WHAT IS EXPECTED
Give every line again exactly as it appears, please, but not the pictures.

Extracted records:
>> Begin

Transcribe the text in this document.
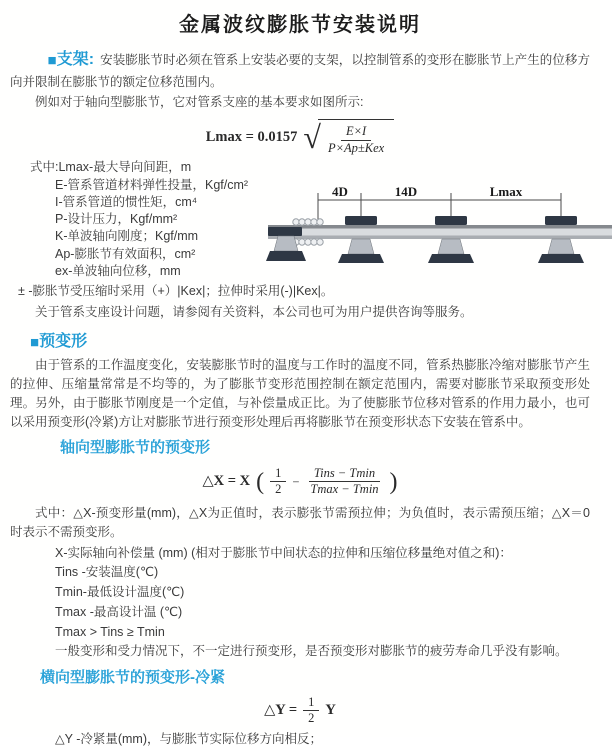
金属波纹膨胀节安装说明

■支架: 安装膨胀节时必须在管系上安装必要的支架，以控制管系的变形在膨胀节上产生的位移方向并限制在膨胀节的额定位移范围内。

例如对于轴向型膨胀节，它对管系支座的基本要求如图所示:

Lmax = 0.0157 √ $\frac{E\times I}{\text{P×Ap±Kex}}$
式中:Lmax-最大导向间距，m
E-管系管道材料弹性投量，Kgf/cm²
I-管系管道的惯性矩，cm⁴
P-设计压力，Kgf/mm²
K-单波轴向刚度；Kgf/mm
Ap-膨胀节有效面积，cm²
ex-单波轴向位移，mm
4D	14D	Lmax

± -膨胀节受压缩时采用（+）|Kex|；拉伸时采用(-)|Kex|。

关于管系支座设计问题，请参阅有关资料，本公司也可为用户提供咨询等服务。

■预变形

由于管系的工作温度变化，安装膨胀节时的温度与工作时的温度不同，管系热膨胀冷缩对膨胀节产生的拉伸、压缩量常常是不均等的，为了膨胀节变形范围控制在额定范围内，需要对膨胀节采取预变形处理。另外，由于膨胀节刚度是一个定值，与补偿量成正比。为了使膨胀节位移对管系的作用力最小，也可以采用预变形(冷紧)方让对膨胀节进行预变形处理后再将膨胀节在预变形状态下安装在管系中。

轴向型膨胀节的预变形
△X = X ( $\frac{1}{2} - \frac{\text{Tins − Tmin}}{Tmax - Tmin}$ )

式中：△X-预变形量(mm)，△X为正值时，表示膨张节需预拉伸；为负值时，表示需预压缩；△X＝0时表示不需预变形。

X-实际轴向补偿量 (mm) (相对于膨胀节中间状态的拉伸和压缩位移量绝对值之和)：

Tins -安装温度(℃)

Tmin-最低设计温度(℃)

Tmax -最高设计温 (℃)

Tmax > Tins ≥ Tmin

一般变形和受力情况下，不一定进行预变形，是否预变形对膨胀节的疲劳寿命几乎没有影响。

横向型膨胀节的预变形-冷紧
△Y = $\frac{1}{2}$ Y

△Y -冷紧量(mm)，与膨胀节实际位移方向相反；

>> End

IN RESPONSE
Transcribe the text in this document.
金属波纹膨胀节安装说明

■支架: 安装膨胀节时必须在管系上安装必要的支架，以控制管系的变形在膨胀节上产生的位移方向并限制在膨胀节的额定位移范围内。

例如对于轴向型膨胀节，它对管系支座的基本要求如图所示:

Lmax = 0.0157 √ $\frac{E\times I}{\text{P×Ap±Kex}}$
式中:Lmax-最大导向间距，m
E-管系管道材料弹性投量，Kgf/cm²
I-管系管道的惯性矩，cm⁴
P-设计压力，Kgf/mm²
K-单波轴向刚度；Kgf/mm
Ap-膨胀节有效面积，cm²
ex-单波轴向位移，mm
4D	14D	Lmax

± -膨胀节受压缩时采用（+）|Kex|；拉伸时采用(-)|Kex|。

关于管系支座设计问题，请参阅有关资料，本公司也可为用户提供咨询等服务。

■预变形

由于管系的工作温度变化，安装膨胀节时的温度与工作时的温度不同，管系热膨胀冷缩对膨胀节产生的拉伸、压缩量常常是不均等的，为了膨胀节变形范围控制在额定范围内，需要对膨胀节采取预变形处理。另外，由于膨胀节刚度是一个定值，与补偿量成正比。为了使膨胀节位移对管系的作用力最小，也可以采用预变形(冷紧)方让对膨胀节进行预变形处理后再将膨胀节在预变形状态下安装在管系中。

轴向型膨胀节的预变形
△X = X ( $\frac{1}{2} - \frac{\text{Tins − Tmin}}{Tmax - Tmin}$ )

式中：△X-预变形量(mm)，△X为正值时，表示膨张节需预拉伸；为负值时，表示需预压缩；△X＝0时表示不需预变形。

X-实际轴向补偿量 (mm) (相对于膨胀节中间状态的拉伸和压缩位移量绝对值之和)：

Tins -安装温度(℃)

Tmin-最低设计温度(℃)

Tmax -最高设计温 (℃)

Tmax > Tins ≥ Tmin

一般变形和受力情况下，不一定进行预变形，是否预变形对膨胀节的疲劳寿命几乎没有影响。

横向型膨胀节的预变形-冷紧
△Y = $\frac{1}{2}$ Y

△Y -冷紧量(mm)，与膨胀节实际位移方向相反；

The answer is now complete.